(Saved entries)
** Begin **
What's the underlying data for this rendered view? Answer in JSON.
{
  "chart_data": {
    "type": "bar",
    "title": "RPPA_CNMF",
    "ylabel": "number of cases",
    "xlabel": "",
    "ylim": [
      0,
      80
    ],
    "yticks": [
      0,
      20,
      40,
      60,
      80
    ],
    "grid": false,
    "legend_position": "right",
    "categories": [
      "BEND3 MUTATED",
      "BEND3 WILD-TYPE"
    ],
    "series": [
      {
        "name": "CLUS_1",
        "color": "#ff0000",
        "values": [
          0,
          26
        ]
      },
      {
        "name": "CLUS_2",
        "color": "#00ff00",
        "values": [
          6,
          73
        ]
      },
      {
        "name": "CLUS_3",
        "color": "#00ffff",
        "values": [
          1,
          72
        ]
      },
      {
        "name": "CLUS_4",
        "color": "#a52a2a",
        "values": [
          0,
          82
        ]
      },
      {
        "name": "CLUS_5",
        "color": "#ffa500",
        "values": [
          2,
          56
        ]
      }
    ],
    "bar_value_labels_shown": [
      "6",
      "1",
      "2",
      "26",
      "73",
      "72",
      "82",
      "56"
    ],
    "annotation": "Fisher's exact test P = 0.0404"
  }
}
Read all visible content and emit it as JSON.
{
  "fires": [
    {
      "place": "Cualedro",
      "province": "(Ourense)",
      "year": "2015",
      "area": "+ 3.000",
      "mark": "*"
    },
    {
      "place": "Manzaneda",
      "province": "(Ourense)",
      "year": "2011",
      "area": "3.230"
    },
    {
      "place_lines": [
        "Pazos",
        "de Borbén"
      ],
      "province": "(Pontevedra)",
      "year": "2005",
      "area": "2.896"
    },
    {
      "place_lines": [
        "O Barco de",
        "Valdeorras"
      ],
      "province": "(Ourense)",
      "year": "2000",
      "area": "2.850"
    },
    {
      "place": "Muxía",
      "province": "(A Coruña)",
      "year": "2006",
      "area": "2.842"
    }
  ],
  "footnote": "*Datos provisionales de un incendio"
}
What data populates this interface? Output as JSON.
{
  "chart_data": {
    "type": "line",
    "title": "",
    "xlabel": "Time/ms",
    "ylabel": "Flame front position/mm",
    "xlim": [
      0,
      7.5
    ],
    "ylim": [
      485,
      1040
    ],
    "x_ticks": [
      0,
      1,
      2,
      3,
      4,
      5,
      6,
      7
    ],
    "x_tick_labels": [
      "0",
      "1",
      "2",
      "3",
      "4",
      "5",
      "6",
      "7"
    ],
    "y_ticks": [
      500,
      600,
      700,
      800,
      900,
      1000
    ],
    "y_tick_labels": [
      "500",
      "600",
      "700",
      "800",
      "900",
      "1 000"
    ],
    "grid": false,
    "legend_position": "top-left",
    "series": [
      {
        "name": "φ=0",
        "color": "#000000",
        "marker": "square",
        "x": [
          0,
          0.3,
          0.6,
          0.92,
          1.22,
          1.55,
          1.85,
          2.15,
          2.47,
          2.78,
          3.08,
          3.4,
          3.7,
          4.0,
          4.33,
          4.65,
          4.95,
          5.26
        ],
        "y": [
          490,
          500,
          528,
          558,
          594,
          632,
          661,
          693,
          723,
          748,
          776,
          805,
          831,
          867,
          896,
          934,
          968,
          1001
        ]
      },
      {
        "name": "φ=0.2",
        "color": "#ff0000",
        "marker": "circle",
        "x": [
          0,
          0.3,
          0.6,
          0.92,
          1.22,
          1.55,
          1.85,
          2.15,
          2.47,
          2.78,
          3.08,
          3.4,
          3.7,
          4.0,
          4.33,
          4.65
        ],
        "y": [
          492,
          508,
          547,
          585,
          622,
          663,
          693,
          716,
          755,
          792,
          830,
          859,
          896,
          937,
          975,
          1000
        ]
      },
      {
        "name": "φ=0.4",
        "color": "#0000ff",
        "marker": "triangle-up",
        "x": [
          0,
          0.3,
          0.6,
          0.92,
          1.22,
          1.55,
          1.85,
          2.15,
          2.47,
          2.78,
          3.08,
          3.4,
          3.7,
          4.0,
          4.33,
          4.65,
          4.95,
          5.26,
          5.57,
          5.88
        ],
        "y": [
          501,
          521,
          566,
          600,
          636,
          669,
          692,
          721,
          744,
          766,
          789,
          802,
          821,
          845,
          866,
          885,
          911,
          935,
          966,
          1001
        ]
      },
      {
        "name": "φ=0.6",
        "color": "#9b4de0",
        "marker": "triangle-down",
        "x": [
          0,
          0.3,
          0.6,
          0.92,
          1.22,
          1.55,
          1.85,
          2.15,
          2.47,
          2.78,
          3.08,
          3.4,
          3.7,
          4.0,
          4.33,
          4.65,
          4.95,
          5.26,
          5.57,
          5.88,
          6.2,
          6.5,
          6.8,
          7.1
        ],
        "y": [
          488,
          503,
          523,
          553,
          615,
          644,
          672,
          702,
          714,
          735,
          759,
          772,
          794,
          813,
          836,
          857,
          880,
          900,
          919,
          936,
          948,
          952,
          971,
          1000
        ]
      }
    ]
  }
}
** End **
What to do
Among the lines of the material above, how many include the string "marker"? Report only that number.

Written response
4